■ **AIM OF THE EXERCISE**
Search the listing below for the string "dịch" and show each line that contains it.

■ **INFORMATION SUPPLIED**

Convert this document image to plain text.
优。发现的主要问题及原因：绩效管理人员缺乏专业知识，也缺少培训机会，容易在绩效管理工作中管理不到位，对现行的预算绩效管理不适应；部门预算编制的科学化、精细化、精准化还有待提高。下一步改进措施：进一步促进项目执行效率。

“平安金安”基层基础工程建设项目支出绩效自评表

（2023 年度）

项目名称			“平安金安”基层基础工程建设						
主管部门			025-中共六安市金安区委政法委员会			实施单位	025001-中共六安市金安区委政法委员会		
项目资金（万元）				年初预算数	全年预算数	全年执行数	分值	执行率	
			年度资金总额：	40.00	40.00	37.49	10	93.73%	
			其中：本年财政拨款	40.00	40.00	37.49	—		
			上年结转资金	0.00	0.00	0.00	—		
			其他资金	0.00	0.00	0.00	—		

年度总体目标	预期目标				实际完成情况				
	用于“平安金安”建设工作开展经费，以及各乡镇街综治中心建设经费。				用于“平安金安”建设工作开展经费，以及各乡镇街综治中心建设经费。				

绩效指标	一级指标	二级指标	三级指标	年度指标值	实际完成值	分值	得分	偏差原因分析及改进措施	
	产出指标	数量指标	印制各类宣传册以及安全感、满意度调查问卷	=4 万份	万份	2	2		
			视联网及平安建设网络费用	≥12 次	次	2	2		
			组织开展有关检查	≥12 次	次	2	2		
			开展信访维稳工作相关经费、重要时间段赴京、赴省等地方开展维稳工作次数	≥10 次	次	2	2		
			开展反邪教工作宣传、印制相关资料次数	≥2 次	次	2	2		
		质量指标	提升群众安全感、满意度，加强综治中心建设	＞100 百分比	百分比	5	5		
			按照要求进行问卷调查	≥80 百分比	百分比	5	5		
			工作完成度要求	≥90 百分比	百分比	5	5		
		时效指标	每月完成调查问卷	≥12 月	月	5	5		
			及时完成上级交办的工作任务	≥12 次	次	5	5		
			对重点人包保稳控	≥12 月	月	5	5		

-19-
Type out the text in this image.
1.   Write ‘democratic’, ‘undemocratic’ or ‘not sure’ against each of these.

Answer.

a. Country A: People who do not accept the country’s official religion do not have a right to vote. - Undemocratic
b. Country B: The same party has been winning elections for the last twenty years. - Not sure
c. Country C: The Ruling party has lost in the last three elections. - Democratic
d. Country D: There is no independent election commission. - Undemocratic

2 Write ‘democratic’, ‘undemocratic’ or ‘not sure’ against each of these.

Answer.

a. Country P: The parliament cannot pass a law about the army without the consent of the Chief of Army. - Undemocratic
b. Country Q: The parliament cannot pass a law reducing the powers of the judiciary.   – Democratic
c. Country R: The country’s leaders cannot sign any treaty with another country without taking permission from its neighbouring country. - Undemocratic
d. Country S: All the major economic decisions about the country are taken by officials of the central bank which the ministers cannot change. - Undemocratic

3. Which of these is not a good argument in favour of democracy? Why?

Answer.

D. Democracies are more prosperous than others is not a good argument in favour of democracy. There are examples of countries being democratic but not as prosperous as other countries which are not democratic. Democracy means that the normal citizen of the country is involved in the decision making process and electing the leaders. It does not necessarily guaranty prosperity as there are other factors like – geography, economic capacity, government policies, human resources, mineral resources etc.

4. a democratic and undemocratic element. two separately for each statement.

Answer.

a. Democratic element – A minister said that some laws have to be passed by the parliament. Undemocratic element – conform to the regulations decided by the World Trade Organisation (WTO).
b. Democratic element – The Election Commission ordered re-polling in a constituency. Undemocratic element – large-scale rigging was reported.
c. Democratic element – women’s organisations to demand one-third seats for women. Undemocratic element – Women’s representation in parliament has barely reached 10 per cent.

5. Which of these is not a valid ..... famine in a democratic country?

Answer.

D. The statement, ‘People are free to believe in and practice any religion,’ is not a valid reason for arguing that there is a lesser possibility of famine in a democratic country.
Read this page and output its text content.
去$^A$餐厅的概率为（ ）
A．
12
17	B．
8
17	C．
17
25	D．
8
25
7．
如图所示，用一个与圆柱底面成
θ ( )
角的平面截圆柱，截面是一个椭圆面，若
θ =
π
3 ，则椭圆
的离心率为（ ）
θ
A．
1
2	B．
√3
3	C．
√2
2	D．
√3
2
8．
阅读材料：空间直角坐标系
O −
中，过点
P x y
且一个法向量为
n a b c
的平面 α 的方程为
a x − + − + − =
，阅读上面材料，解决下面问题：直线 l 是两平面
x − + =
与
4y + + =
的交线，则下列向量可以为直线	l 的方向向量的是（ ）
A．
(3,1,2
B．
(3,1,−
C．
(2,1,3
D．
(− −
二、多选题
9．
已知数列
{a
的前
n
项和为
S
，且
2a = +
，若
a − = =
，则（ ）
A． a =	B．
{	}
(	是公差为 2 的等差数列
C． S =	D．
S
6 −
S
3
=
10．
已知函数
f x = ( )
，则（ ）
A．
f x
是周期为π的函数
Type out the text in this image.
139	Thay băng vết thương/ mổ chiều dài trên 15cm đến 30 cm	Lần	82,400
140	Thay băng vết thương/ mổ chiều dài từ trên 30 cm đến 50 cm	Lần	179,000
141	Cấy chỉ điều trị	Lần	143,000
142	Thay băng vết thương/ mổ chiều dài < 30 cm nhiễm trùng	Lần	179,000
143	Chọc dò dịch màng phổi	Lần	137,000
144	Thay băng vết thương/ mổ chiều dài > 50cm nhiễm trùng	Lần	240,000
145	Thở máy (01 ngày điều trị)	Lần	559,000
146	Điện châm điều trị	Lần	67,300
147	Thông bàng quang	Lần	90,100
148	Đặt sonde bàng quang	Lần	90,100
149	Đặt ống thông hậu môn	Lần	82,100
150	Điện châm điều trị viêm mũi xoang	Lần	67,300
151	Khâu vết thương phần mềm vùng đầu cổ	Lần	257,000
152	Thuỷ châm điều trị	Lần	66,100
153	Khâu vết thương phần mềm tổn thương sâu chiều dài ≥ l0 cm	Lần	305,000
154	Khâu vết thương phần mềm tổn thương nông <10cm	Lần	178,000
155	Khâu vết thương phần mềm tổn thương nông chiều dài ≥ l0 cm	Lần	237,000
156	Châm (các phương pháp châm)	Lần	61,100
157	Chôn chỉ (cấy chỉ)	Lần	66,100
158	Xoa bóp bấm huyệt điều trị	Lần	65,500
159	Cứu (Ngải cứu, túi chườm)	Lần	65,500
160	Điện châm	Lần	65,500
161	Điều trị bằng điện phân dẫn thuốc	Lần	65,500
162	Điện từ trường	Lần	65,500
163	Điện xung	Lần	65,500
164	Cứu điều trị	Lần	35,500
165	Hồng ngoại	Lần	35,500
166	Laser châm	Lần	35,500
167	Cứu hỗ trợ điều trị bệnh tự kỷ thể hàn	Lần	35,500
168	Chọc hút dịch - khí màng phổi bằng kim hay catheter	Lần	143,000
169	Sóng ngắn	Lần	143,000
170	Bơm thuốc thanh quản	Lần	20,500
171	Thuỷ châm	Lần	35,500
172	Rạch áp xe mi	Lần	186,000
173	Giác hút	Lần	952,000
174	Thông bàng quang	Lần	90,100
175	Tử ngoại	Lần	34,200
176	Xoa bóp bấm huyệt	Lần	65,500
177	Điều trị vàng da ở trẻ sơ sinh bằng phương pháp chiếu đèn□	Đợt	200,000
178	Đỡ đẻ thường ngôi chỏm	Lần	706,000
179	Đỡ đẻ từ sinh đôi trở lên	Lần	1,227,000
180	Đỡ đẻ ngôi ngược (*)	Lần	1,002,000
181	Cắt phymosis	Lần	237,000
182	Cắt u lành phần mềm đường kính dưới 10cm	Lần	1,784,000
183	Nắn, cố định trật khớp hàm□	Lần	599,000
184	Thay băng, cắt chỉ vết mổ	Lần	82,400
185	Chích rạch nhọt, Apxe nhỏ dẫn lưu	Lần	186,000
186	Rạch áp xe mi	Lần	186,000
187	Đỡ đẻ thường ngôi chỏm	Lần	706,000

■ **TASK RESULT**
143	Chọc dò dịch màng phổi	Lần	137,000
168	Chọc hút dịch - khí màng phổi bằng kim hay catheter	Lần	143,000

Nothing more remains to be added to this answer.